#### Problem details:
List every line in this data where the string "Palestine" occurs.

#### Given entries:
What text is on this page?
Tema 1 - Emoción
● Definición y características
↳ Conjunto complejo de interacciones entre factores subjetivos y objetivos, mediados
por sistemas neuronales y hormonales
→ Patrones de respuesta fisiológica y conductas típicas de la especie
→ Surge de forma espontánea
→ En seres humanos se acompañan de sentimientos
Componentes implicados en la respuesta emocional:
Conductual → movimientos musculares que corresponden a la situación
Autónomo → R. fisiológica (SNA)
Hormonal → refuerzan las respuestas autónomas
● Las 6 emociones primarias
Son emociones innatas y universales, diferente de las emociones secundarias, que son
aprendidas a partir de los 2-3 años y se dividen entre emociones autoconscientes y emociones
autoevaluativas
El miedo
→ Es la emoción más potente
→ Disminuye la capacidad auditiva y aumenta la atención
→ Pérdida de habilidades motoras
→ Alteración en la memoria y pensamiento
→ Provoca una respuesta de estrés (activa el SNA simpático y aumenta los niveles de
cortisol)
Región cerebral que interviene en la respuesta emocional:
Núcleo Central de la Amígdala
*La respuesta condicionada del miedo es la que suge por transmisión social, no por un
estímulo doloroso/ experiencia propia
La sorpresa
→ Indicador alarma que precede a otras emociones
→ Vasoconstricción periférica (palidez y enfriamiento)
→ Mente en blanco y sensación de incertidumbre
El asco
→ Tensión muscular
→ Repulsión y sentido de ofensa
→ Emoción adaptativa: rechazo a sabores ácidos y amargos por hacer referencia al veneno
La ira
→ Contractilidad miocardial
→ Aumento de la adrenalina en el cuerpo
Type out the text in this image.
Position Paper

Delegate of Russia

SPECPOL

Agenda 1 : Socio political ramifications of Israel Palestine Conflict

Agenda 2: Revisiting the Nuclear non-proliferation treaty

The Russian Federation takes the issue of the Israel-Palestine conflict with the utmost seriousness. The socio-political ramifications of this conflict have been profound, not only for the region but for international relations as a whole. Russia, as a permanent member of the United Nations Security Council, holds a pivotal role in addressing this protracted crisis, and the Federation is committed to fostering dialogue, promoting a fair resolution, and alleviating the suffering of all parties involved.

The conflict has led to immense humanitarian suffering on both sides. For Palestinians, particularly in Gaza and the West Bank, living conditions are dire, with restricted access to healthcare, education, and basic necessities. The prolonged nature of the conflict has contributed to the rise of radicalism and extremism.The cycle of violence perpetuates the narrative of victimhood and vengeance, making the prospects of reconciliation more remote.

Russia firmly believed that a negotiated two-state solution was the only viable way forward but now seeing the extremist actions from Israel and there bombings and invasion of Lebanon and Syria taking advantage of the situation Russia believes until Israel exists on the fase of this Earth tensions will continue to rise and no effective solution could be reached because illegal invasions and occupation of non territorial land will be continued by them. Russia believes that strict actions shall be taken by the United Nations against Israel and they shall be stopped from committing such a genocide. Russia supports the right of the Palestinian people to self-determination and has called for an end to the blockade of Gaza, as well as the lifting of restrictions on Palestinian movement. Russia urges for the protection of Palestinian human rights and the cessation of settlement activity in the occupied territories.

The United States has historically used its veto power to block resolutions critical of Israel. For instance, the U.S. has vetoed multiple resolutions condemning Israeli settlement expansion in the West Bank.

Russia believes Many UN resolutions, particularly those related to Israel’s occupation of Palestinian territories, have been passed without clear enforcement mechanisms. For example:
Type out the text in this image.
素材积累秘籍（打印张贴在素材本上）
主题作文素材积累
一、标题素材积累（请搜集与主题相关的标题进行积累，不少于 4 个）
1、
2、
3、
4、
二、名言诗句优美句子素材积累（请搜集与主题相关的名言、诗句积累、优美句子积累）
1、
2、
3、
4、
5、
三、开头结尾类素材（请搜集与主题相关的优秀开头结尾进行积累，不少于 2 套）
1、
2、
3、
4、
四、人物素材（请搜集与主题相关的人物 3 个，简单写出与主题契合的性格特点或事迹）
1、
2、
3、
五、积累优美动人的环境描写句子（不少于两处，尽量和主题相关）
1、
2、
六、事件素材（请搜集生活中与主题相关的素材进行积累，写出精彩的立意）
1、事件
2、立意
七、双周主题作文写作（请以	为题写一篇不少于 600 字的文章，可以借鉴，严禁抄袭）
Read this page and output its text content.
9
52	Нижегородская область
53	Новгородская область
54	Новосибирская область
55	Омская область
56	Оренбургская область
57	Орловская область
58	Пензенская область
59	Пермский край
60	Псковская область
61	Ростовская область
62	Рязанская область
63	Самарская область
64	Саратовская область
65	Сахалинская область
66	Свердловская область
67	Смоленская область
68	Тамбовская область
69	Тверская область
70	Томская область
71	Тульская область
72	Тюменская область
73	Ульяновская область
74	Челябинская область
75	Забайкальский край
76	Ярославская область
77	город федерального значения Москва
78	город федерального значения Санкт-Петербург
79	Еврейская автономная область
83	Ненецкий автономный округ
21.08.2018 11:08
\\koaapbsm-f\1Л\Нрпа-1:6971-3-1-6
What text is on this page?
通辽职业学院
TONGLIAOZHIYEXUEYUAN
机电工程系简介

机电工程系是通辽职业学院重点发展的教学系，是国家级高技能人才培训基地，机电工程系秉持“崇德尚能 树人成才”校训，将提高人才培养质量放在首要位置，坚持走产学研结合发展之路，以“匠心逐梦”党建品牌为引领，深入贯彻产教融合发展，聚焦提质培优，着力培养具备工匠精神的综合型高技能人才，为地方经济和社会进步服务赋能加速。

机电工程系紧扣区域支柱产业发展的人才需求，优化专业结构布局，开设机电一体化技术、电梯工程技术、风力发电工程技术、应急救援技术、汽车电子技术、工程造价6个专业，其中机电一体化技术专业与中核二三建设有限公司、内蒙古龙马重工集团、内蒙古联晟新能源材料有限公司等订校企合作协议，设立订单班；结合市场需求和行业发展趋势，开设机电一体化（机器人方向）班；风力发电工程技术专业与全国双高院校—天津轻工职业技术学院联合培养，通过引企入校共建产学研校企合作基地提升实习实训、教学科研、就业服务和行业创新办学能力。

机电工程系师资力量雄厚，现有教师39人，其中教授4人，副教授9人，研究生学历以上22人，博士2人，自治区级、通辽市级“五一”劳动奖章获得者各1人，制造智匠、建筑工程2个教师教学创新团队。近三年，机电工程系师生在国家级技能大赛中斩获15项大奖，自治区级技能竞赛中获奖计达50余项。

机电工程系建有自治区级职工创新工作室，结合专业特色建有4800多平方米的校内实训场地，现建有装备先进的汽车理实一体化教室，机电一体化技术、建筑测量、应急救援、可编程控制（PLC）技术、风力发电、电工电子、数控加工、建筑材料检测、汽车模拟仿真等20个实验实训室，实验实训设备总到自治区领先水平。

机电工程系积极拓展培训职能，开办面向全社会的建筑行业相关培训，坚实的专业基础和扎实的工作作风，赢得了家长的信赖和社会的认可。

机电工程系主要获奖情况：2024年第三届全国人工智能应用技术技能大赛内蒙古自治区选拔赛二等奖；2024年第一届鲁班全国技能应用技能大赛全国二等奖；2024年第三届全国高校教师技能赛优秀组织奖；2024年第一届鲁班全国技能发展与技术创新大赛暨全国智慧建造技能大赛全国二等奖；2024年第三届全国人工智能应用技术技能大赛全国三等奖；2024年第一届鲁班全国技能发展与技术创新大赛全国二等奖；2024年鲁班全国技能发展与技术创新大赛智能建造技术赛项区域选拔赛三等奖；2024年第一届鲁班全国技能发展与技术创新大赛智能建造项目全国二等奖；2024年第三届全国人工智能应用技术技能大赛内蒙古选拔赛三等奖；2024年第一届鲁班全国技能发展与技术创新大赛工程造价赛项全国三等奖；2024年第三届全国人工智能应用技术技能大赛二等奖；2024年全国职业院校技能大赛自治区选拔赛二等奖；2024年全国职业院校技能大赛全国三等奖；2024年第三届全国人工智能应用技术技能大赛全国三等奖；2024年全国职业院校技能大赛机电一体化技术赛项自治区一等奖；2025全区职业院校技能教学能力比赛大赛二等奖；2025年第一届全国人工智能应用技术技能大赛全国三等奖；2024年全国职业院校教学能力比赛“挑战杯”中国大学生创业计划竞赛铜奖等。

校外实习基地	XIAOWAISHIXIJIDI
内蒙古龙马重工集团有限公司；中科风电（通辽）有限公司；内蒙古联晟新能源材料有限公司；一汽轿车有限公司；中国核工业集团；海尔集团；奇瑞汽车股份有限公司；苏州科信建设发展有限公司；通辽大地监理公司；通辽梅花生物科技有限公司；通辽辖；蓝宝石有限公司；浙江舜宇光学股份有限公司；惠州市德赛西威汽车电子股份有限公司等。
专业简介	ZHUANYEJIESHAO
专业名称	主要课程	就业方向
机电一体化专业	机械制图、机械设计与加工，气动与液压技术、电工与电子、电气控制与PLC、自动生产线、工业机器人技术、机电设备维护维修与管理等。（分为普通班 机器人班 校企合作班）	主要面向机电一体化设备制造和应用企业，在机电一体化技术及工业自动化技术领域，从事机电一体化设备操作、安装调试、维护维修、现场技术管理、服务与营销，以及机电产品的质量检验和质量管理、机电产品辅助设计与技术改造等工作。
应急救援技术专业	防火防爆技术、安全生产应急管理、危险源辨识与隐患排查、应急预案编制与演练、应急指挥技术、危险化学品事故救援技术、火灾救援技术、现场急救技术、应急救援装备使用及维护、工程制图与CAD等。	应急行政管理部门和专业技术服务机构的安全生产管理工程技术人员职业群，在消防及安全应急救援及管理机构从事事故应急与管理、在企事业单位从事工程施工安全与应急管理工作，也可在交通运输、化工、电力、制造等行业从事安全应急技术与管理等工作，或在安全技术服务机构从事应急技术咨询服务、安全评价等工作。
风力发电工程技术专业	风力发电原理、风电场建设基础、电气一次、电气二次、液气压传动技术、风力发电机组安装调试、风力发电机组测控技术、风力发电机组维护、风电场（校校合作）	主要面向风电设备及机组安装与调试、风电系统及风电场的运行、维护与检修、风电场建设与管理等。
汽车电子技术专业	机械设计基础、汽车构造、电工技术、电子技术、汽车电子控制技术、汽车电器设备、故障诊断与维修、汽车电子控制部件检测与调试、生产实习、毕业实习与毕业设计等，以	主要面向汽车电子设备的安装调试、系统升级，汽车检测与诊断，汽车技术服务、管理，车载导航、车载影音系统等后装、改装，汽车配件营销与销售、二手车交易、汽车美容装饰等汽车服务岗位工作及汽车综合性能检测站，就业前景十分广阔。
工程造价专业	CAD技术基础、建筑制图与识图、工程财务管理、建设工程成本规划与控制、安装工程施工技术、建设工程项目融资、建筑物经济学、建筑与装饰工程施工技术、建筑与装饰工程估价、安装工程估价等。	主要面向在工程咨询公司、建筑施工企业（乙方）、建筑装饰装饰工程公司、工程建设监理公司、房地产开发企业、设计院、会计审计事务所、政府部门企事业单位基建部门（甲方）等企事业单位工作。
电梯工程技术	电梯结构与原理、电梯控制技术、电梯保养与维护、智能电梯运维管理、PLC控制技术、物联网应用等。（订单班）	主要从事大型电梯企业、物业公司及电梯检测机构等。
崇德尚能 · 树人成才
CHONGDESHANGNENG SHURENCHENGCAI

#### Solution to this problem:
Agenda 1 : Socio political ramifications of Israel Palestine Conflict
The Russian Federation takes the issue of the Israel-Palestine conflict with the utmost seriousness. The socio-political ramifications of this conflict have been profound, not only for the region but for international relations as a whole. Russia, as a permanent member of the United Nations Security Council, holds a pivotal role in addressing this protracted crisis, and the Federation is committed to fostering dialogue, promoting a fair resolution, and alleviating the suffering of all parties involved.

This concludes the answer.